Il 27 aprile del 1937 moriva Antonio Gramsci dopo dieci anni di sepoltura nelle carceri fasciste. Ma una sepoltura ancora peggiore doveva riservargli la successiva storiografia. I Quaderni del carcere risentirono inevitabilmente delle condizioni in cui furono elaborati. In condizioni mentali e fisiche instabili, nell’isolamento umano e politico, Gramsci non scrisse cosa e come voleva, ma come poteva. I Quaderni contengono notevoli intuizioni politiche e teoriche ma questa è e rimane la loro natura fondamentale. Eppure una vera e propria scuola di “esegesi” dei testi del carcere si è venuta sviluppando negli anni. La storiografia riformista li usò per svuotare il pensiero di Gramsci da ogni significato rivoluzionario, quella togliattiana per attribuirsi un contenuto rivoluzionario che non aveva. Entrambe li usarono in fin dei conti per oscurare Gramsci negli anni del pieno sviluppo della propria attività politica, dal 1919 al 1927. Sarà questo, al contrario, il periodo sul quale ci concentreremo.
########################################
Obiettivo dell'esercizio
Nel brano su Gramsci, quale periodo della sua attività politica si dichiara di voler approfondire? I record non hanno alcun legame con il brano.

Record estratti:
########################################
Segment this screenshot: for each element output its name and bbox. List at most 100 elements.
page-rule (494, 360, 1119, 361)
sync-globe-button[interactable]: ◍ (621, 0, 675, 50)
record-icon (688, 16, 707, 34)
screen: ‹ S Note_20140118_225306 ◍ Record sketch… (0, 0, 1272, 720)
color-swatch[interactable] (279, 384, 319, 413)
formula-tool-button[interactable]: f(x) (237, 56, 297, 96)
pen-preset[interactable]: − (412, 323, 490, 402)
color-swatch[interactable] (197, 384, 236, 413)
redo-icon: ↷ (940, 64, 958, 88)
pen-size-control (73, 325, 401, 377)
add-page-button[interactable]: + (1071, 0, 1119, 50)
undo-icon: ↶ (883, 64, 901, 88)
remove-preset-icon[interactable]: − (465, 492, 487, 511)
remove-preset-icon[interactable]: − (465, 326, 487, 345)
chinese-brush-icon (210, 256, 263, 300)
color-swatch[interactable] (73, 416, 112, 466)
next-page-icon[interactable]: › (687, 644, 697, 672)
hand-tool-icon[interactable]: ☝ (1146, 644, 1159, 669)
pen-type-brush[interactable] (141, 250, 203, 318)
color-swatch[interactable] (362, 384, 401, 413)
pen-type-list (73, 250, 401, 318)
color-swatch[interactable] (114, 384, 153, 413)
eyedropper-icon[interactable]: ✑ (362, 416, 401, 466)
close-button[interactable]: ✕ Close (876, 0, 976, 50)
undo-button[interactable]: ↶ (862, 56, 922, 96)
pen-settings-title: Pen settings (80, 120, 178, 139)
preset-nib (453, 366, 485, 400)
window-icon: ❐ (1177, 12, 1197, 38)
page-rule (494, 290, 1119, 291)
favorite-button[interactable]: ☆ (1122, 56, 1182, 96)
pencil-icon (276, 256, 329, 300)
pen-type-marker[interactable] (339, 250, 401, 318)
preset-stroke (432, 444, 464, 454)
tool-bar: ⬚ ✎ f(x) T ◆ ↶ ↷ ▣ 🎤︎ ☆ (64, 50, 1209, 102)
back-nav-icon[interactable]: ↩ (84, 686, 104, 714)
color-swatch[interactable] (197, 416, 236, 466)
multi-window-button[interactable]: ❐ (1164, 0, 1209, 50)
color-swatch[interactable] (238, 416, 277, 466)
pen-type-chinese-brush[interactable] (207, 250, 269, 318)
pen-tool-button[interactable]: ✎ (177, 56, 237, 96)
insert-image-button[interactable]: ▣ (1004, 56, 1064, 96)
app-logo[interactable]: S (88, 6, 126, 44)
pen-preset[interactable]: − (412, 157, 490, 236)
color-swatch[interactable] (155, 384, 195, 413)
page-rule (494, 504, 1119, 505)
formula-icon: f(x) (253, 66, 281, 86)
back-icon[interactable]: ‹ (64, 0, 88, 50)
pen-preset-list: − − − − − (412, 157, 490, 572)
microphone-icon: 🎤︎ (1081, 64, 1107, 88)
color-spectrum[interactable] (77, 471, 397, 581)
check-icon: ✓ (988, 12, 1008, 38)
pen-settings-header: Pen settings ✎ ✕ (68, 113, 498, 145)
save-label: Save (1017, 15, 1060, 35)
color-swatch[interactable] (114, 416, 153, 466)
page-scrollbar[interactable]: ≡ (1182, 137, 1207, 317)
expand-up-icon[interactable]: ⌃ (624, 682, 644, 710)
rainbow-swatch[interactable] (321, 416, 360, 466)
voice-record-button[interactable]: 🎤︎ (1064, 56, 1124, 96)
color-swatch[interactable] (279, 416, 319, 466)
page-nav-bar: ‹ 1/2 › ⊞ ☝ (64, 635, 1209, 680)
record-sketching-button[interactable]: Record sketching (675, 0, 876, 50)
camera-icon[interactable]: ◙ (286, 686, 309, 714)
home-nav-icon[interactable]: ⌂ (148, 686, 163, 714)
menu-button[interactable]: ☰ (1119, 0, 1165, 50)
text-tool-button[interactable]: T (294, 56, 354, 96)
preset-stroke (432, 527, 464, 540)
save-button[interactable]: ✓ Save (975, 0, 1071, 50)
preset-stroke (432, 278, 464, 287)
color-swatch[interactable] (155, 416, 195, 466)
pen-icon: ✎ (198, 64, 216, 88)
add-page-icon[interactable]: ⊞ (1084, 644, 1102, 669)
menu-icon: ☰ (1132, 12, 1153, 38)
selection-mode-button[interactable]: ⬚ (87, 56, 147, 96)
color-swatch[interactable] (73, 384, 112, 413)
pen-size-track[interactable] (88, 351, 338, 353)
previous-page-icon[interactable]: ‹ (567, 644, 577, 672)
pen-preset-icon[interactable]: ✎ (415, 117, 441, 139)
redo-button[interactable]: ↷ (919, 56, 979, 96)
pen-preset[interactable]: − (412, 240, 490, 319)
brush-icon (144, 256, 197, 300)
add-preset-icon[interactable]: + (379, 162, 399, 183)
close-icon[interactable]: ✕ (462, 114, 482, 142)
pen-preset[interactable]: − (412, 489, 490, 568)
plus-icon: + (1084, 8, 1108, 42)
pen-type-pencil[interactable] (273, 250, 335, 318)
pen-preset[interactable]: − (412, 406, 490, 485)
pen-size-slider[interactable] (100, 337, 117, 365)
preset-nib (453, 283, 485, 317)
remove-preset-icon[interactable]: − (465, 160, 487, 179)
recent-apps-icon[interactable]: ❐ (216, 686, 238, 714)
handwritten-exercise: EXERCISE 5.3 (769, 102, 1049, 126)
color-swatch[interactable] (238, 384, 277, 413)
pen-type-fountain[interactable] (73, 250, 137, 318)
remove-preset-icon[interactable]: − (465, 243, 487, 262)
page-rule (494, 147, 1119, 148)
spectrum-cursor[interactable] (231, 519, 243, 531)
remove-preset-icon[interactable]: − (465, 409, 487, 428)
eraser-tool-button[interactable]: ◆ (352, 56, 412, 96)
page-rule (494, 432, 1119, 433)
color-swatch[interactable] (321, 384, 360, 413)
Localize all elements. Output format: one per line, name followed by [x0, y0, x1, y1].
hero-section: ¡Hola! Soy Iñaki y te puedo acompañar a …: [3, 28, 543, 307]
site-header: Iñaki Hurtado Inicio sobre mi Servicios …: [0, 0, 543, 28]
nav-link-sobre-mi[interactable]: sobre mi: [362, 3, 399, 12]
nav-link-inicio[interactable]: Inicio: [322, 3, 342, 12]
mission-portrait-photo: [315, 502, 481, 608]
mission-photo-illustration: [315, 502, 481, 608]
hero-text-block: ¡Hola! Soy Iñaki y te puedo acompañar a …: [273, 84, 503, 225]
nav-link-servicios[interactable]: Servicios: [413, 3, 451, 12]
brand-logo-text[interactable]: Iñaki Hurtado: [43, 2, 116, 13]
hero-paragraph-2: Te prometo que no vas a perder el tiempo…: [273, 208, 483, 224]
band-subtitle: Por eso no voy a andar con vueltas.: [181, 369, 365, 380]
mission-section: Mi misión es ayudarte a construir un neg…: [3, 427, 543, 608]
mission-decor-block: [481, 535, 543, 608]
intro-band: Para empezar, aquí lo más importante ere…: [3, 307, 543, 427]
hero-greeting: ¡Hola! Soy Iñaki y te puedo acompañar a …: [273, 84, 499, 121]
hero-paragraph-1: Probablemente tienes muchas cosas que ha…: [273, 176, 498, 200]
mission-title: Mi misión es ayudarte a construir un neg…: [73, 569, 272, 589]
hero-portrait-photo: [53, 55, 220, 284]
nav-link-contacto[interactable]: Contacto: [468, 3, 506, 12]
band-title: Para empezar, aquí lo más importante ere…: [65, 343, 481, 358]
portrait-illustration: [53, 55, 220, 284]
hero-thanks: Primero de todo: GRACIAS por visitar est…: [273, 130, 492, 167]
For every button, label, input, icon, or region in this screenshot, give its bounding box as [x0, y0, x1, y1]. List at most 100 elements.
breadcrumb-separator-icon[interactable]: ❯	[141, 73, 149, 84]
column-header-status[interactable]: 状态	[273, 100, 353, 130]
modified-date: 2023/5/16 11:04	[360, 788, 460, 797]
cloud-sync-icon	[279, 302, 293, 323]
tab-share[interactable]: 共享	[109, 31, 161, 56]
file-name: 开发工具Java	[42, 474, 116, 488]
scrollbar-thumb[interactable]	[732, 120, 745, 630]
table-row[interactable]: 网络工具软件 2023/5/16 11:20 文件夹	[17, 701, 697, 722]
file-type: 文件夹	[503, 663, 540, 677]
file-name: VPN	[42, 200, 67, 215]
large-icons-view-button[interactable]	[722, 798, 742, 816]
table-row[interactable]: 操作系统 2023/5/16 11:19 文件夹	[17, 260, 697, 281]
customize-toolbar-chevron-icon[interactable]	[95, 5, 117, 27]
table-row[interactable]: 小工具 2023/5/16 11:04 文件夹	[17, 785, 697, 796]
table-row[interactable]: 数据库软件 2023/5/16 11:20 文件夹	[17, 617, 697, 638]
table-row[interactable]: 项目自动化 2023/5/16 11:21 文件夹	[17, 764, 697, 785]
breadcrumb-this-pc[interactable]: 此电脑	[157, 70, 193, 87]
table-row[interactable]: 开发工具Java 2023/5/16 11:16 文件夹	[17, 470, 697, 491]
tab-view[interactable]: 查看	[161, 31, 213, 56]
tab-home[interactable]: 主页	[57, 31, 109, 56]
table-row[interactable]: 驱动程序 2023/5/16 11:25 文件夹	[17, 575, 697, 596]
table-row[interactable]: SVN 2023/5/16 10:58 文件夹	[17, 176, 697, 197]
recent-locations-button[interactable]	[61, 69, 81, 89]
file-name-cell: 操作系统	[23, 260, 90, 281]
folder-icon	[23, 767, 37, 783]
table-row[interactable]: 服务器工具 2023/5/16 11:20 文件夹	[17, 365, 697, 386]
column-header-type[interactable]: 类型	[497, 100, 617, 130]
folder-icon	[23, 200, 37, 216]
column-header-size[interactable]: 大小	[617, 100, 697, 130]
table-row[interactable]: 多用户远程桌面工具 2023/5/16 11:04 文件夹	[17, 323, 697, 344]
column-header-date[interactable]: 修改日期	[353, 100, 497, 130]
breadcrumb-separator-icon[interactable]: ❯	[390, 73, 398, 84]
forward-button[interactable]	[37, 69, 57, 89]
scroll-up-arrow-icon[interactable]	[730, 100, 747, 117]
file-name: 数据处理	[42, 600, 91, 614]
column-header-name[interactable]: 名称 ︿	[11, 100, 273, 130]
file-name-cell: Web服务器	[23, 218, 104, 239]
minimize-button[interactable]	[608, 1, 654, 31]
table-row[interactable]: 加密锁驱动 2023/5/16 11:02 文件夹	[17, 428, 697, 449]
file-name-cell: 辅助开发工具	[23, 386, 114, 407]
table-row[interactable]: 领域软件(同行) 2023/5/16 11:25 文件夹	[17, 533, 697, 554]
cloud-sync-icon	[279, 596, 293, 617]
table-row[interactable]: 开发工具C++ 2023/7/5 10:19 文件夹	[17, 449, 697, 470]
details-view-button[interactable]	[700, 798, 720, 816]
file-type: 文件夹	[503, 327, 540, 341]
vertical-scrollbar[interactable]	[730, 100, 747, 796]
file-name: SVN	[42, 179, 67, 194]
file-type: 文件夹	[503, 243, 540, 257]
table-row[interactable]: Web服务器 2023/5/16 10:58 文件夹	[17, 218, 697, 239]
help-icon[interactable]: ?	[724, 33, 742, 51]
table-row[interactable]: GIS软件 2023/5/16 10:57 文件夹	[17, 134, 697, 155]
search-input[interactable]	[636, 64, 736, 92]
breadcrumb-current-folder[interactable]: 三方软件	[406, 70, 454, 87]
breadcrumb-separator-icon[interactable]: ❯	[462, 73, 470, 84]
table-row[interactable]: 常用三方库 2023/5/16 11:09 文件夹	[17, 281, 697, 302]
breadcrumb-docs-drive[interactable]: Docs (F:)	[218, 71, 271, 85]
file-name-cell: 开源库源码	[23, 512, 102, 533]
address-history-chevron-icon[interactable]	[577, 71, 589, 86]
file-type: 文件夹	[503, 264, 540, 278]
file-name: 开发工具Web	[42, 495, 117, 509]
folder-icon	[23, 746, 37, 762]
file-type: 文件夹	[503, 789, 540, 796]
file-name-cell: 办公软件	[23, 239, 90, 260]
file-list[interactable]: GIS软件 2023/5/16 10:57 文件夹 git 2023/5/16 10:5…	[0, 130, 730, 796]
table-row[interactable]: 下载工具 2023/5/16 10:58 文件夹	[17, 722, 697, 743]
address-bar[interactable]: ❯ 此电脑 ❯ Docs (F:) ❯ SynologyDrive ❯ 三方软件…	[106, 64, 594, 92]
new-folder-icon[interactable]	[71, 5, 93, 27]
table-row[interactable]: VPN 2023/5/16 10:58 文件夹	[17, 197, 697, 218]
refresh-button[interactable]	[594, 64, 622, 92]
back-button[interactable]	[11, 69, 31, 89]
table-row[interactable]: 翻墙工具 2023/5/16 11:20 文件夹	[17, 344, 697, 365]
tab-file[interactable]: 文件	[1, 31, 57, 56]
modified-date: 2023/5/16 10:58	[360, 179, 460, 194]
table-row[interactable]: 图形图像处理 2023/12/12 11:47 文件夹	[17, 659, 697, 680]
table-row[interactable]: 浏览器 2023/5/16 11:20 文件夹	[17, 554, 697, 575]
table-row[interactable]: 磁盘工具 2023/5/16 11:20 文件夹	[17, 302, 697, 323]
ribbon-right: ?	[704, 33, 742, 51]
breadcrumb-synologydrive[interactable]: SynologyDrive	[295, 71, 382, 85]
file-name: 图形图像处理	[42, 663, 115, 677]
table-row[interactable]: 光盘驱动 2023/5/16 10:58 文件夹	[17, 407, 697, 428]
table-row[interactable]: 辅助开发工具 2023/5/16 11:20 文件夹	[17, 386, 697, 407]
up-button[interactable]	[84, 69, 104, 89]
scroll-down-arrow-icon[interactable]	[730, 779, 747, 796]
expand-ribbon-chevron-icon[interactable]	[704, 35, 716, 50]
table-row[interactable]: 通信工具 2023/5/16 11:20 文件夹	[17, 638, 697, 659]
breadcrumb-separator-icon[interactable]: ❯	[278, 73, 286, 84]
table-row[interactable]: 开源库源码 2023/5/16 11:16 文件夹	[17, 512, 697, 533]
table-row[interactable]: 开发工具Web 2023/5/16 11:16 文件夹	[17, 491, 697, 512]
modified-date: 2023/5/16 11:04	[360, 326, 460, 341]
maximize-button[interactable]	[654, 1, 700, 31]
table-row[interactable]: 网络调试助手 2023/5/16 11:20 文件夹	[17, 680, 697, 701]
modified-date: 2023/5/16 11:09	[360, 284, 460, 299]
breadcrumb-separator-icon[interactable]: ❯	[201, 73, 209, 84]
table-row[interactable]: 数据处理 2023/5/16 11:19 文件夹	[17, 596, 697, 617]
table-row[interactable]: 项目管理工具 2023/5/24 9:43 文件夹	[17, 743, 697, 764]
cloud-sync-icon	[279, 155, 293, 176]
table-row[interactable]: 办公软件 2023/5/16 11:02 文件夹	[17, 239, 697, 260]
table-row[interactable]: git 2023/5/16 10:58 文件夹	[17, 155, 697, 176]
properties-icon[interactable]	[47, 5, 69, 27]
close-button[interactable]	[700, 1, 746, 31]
########################################
Soluzione proposta
Il periodo dal 1919 al 1927.